Repeat, exactly and completely, the material that follows. Omit the pictures.

BEGIN Provided records

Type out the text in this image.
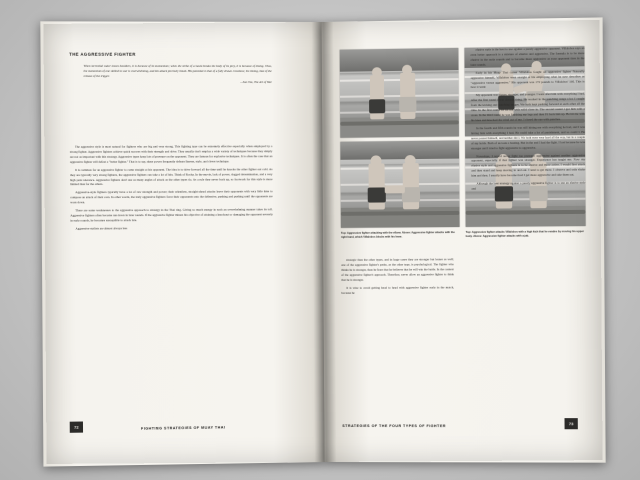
THE AGGRESSIVE FIGHTER
When torrential water tosses boulders, it is because of its momentum; when the strike of a hawk breaks the body of its prey, it is because of timing. Thus, the momentum of one skilled in war is overwhelming, and his attack precisely timed. His potential is that of a fully drawn crossbow; his timing, that of the release of the trigger.
—Sun Tzu, The Art of War

The aggressive style is most natural for fighters who are big and very strong. This fighting type can be extremely effective especially when employed by a strong fighter. Aggressive fighters achieve quick success with their strength and drive. They usually don't employ a wide variety of techniques because they simply are not as important with this strategy. Aggressive types keep lots of pressure on the opponent. They are famous for explosive techniques. It is often the case that an aggressive fighter will defeat a "better fighter." That is to say, sheer power frequently defeats finesse, style, and clever technique.

It is common for an aggressive fighter to come straight at his opponent. The idea is to drive forward all the time until he knocks the other fighter out cold. As they are typically very strong fighters, the aggressive fighters can take a lot of hits. Think of Rocky. In the movie, lack of power, dogged determination, and a very high pain tolerance. Aggressive fighters don't use as many angles of attack as the other types do. As a rule they never back up, so footwork for this style is more limited than for the others.

Aggressive-style fighters typically have a lot of raw strength and power; their relentless, straight-ahead attacks leave their opponents with very little time to compose an attack of their own. In other words, the truly aggressive fighters force their opponents onto the defensive, pushing and pushing until the opponents are worn down.

There are some weaknesses to the aggressive approach to strategy in the Thai ring. Giving so much energy in such an overwhelming manner takes its toll. Aggressive fighters often become run down in later rounds. If the aggressive fighter misses his objective of attaining a knockout or damaging the opponent severely in early rounds, he becomes susceptible to attack late.

Aggressive stylists are almost always less

72	FIGHTING STRATEGIES OF MUAY THAI
Top: Aggressive fighter attacking with the elbow. Above: Aggressive fighter attacks with the right hand, which Villalobos blocks with his knee.
Top: Aggressive fighter attacks Villalobos with a high kick that he evades by moving his upper body. Above: Aggressive fighter attacks with a jab.

strategic than the other types, and in large cases they are stronger but leaner as well; one of the aggressive fighter's perks, as the other type, is psychological. The fighter who thinks he is stronger, than he fears that he believes that he will win the battle. In the context of the aggressive fighter's approach. Therefore, never allow an aggressive fighter to think that he is stronger.

It is wise to avoid getting head to head with aggressive fighter early in the match, because he

elusive style is the best to use against a purely aggressive opponent. Villalobos says an even better approach is a mixture of elusive and aggressive. The formula is to be more elusive in the early rounds and to become more aggressive as your opponent tires in the later rounds.

Early in his Muay Thai career Villalobos fought an aggressive fighter Naturally aggressive himself, Villalobos went straight at his employing what he now describes as "aggressive versus aggressive." His opponent was 172 pounds to Villalobos' 160. This is how it went:

My opponent was bigger, stronger, and younger. I went after him with everything I had. After the first round I was already tiring. He worked in the punching range a lot. I caught from the kicking and punching ranges. We both kept pushing forward at each other all the time. In the first round he hit me with solid close in. The second round I got him with a cross. In the third round he was finishing my legs and then I'd back him up. He hit me with his knee and knocked the wind out of me. I closed the eye with punches.

In the fourth and fifth rounds he was still hitting me with everything he had, and I was hitting him with everything I had. He could take a lot of punishment, and so could I. He never poured himself, and neither did I. We both were very hard all the way, but in a couple of my holds. Both of us took a beating. But in the end I had the fight. I lost because he was stronger and I tried to fight aggressive to aggressive.

Nowadays, I would never fight too pressure aggressive against another aggressive opponent, especially if that fighter was stronger. Experience has taught me. Now my elusive style and aggressive fighters is to be elusive and more active. I would first attack and then stand and keep moving in and out. I tend to get more. I observe and only shake him and then. I usually have become tired I get more aggressive and take them out.

Although the best strategy against a purely aggressive fighter is to use an elusive style and

73
STRATEGIES OF THE FOUR TYPES OF FIGHTER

END Provided records

**Solution for this exercise:**
Type out the text in this image.
THE AGGRESSIVE FIGHTER
When torrential water tosses boulders, it is because of its momentum; when the strike of a hawk breaks the body of its prey, it is because of timing. Thus, the momentum of one skilled in war is overwhelming, and his attack precisely timed. His potential is that of a fully drawn crossbow; his timing, that of the release of the trigger.
—Sun Tzu, The Art of War

The aggressive style is most natural for fighters who are big and very strong. This fighting type can be extremely effective especially when employed by a strong fighter. Aggressive fighters achieve quick success with their strength and drive. They usually don't employ a wide variety of techniques because they simply are not as important with this strategy. Aggressive types keep lots of pressure on the opponent. They are famous for explosive techniques. It is often the case that an aggressive fighter will defeat a "better fighter." That is to say, sheer power frequently defeats finesse, style, and clever technique.

It is common for an aggressive fighter to come straight at his opponent. The idea is to drive forward all the time until he knocks the other fighter out cold. As they are typically very strong fighters, the aggressive fighters can take a lot of hits. Think of Rocky. In the movie, lack of power, dogged determination, and a very high pain tolerance. Aggressive fighters don't use as many angles of attack as the other types do. As a rule they never back up, so footwork for this style is more limited than for the others.

Aggressive-style fighters typically have a lot of raw strength and power; their relentless, straight-ahead attacks leave their opponents with very little time to compose an attack of their own. In other words, the truly aggressive fighters force their opponents onto the defensive, pushing and pushing until the opponents are worn down.

There are some weaknesses to the aggressive approach to strategy in the Thai ring. Giving so much energy in such an overwhelming manner takes its toll. Aggressive fighters often become run down in later rounds. If the aggressive fighter misses his objective of attaining a knockout or damaging the opponent severely in early rounds, he becomes susceptible to attack late.

Aggressive stylists are almost always less

72	FIGHTING STRATEGIES OF MUAY THAI
Top: Aggressive fighter attacking with the elbow. Above: Aggressive fighter attacks with the right hand, which Villalobos blocks with his knee.
Top: Aggressive fighter attacks Villalobos with a high kick that he evades by moving his upper body. Above: Aggressive fighter attacks with a jab.

strategic than the other types, and in large cases they are stronger but leaner as well; one of the aggressive fighter's perks, as the other type, is psychological. The fighter who thinks he is stronger, than he fears that he believes that he will win the battle. In the context of the aggressive fighter's approach. Therefore, never allow an aggressive fighter to think that he is stronger.

It is wise to avoid getting head to head with aggressive fighter early in the match, because he

elusive style is the best to use against a purely aggressive opponent. Villalobos says an even better approach is a mixture of elusive and aggressive. The formula is to be more elusive in the early rounds and to become more aggressive as your opponent tires in the later rounds.

Early in his Muay Thai career Villalobos fought an aggressive fighter Naturally aggressive himself, Villalobos went straight at his employing what he now describes as "aggressive versus aggressive." His opponent was 172 pounds to Villalobos' 160. This is how it went:

My opponent was bigger, stronger, and younger. I went after him with everything I had. After the first round I was already tiring. He worked in the punching range a lot. I caught from the kicking and punching ranges. We both kept pushing forward at each other all the time. In the first round he hit me with solid close in. The second round I got him with a cross. In the third round he was finishing my legs and then I'd back him up. He hit me with his knee and knocked the wind out of me. I closed the eye with punches.

In the fourth and fifth rounds he was still hitting me with everything he had, and I was hitting him with everything I had. He could take a lot of punishment, and so could I. He never poured himself, and neither did I. We both were very hard all the way, but in a couple of my holds. Both of us took a beating. But in the end I had the fight. I lost because he was stronger and I tried to fight aggressive to aggressive.

Nowadays, I would never fight too pressure aggressive against another aggressive opponent, especially if that fighter was stronger. Experience has taught me. Now my elusive style and aggressive fighters is to be elusive and more active. I would first attack and then stand and keep moving in and out. I tend to get more. I observe and only shake him and then. I usually have become tired I get more aggressive and take them out.

Although the best strategy against a purely aggressive fighter is to use an elusive style and

73
STRATEGIES OF THE FOUR TYPES OF FIGHTER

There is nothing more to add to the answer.